__The request__
Output the rows below as a JSON list of strings, with one string per line and blank lines left out.

__Material provided__

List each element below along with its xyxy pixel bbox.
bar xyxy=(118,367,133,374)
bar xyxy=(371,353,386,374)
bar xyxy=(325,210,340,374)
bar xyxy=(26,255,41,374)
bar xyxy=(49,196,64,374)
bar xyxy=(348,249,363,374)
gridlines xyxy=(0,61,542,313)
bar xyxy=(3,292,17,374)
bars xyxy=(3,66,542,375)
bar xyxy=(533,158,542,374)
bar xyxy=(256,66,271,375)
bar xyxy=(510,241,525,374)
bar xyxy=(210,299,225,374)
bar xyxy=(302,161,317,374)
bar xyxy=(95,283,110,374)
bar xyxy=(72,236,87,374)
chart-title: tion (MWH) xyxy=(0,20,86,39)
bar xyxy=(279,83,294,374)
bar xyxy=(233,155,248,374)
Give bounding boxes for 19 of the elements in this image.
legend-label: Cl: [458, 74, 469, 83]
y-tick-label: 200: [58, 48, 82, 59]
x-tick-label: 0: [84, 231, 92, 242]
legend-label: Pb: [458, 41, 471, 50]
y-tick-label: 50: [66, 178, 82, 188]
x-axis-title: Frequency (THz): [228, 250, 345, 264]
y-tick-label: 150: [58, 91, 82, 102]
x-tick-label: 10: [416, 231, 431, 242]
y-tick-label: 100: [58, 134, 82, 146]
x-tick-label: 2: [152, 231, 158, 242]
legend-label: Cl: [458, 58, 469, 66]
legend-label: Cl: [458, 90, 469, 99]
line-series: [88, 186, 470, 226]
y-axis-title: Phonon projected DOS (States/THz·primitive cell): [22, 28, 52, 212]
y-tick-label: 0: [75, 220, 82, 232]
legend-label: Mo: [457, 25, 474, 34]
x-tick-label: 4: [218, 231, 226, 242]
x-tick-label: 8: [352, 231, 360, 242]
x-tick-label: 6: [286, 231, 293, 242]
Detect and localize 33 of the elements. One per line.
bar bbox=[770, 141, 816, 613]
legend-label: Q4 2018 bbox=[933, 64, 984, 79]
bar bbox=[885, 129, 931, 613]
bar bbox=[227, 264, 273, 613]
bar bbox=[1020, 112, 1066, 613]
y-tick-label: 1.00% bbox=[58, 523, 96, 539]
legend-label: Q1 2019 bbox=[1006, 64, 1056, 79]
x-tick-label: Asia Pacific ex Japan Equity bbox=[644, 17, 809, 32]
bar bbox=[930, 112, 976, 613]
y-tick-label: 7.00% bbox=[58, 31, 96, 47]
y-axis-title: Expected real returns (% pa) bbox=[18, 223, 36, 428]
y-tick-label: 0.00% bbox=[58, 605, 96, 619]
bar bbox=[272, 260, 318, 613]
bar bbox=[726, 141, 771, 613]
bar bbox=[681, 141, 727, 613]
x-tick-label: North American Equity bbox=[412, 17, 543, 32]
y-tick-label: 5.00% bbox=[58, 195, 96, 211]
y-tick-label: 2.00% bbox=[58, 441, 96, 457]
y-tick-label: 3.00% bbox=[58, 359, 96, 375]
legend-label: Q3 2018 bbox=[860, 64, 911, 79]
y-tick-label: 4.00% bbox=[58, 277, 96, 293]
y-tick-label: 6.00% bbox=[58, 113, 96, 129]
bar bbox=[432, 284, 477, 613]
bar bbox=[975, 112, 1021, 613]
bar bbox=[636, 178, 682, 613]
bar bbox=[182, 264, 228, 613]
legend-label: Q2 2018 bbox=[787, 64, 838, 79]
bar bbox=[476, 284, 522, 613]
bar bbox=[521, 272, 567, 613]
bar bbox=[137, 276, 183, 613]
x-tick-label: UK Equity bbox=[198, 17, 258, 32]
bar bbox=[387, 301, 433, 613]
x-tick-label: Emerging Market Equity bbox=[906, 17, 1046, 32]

__Task solution__
[
  "List each element below along with its xyxy pixel bbox.",
  "bar xyxy=(118,367,133,374)",
  "bar xyxy=(371,353,386,374)",
  "bar xyxy=(325,210,340,374)",
  "bar xyxy=(26,255,41,374)",
  "bar xyxy=(49,196,64,374)",
  "bar xyxy=(348,249,363,374)",
  "gridlines xyxy=(0,61,542,313)",
  "bar xyxy=(3,292,17,374)",
  "bars xyxy=(3,66,542,375)",
  "bar xyxy=(533,158,542,374)",
  "bar xyxy=(256,66,271,375)",
  "bar xyxy=(510,241,525,374)",
  "bar xyxy=(210,299,225,374)",
  "bar xyxy=(302,161,317,374)",
  "bar xyxy=(95,283,110,374)",
  "bar xyxy=(72,236,87,374)",
  "chart-title: tion (MWH) xyxy=(0,20,86,39)",
  "bar xyxy=(279,83,294,374)",
  "bar xyxy=(233,155,248,374)",
  "Give bounding boxes for 19 of the elements in this image.",
  "legend-label: Cl: [458, 74, 469, 83]",
  "y-tick-label: 200: [58, 48, 82, 59]",
  "x-tick-label: 0: [84, 231, 92, 242]",
  "legend-label: Pb: [458, 41, 471, 50]",
  "y-tick-label: 50: [66, 178, 82, 188]",
  "x-axis-title: Frequency (THz): [228, 250, 345, 264]",
  "y-tick-label: 150: [58, 91, 82, 102]",
  "x-tick-label: 10: [416, 231, 431, 242]",
  "y-tick-label: 100: [58, 134, 82, 146]",
  "x-tick-label: 2: [152, 231, 158, 242]",
  "legend-label: Cl: [458, 58, 469, 66]",
  "legend-label: Cl: [458, 90, 469, 99]",
  "line-series: [88, 186, 470, 226]",
  "y-axis-title: Phonon projected DOS (States/THz·primitive cell): [22, 28, 52, 212]",
  "y-tick-label: 0: [75, 220, 82, 232]",
  "legend-label: Mo: [457, 25, 474, 34]",
  "x-tick-label: 4: [218, 231, 226, 242]",
  "x-tick-label: 8: [352, 231, 360, 242]",
  "x-tick-label: 6: [286, 231, 293, 242]",
  "Detect and localize 33 of the elements. One per line.",
  "bar bbox=[770, 141, 816, 613]",
  "legend-label: Q4 2018 bbox=[933, 64, 984, 79]",
  "bar bbox=[885, 129, 931, 613]",
  "bar bbox=[227, 264, 273, 613]",
  "bar bbox=[1020, 112, 1066, 613]",
  "y-tick-label: 1.00% bbox=[58, 523, 96, 539]",
  "legend-label: Q1 2019 bbox=[1006, 64, 1056, 79]",
  "x-tick-label: Asia Pacific ex Japan Equity bbox=[644, 17, 809, 32]",
  "bar bbox=[930, 112, 976, 613]",
  "y-tick-label: 7.00% bbox=[58, 31, 96, 47]",
  "y-axis-title: Expected real returns (% pa) bbox=[18, 223, 36, 428]",
  "y-tick-label: 0.00% bbox=[58, 605, 96, 619]",
  "bar bbox=[272, 260, 318, 613]",
  "bar bbox=[726, 141, 771, 613]",
  "bar bbox=[681, 141, 727, 613]",
  "x-tick-label: North American Equity bbox=[412, 17, 543, 32]",
  "y-tick-label: 5.00% bbox=[58, 195, 96, 211]",
  "y-tick-label: 2.00% bbox=[58, 441, 96, 457]",
  "y-tick-label: 3.00% bbox=[58, 359, 96, 375]",
  "legend-label: Q3 2018 bbox=[860, 64, 911, 79]",
  "y-tick-label: 4.00% bbox=[58, 277, 96, 293]",
  "y-tick-label: 6.00% bbox=[58, 113, 96, 129]",
  "bar bbox=[432, 284, 477, 613]",
  "bar bbox=[975, 112, 1021, 613]",
  "bar bbox=[636, 178, 682, 613]",
  "bar bbox=[182, 264, 228, 613]",
  "legend-label: Q2 2018 bbox=[787, 64, 838, 79]",
  "bar bbox=[476, 284, 522, 613]",
  "bar bbox=[521, 272, 567, 613]",
  "bar bbox=[137, 276, 183, 613]",
  "x-tick-label: UK Equity bbox=[198, 17, 258, 32]",
  "bar bbox=[387, 301, 433, 613]",
  "x-tick-label: Emerging Market Equity bbox=[906, 17, 1046, 32]"
]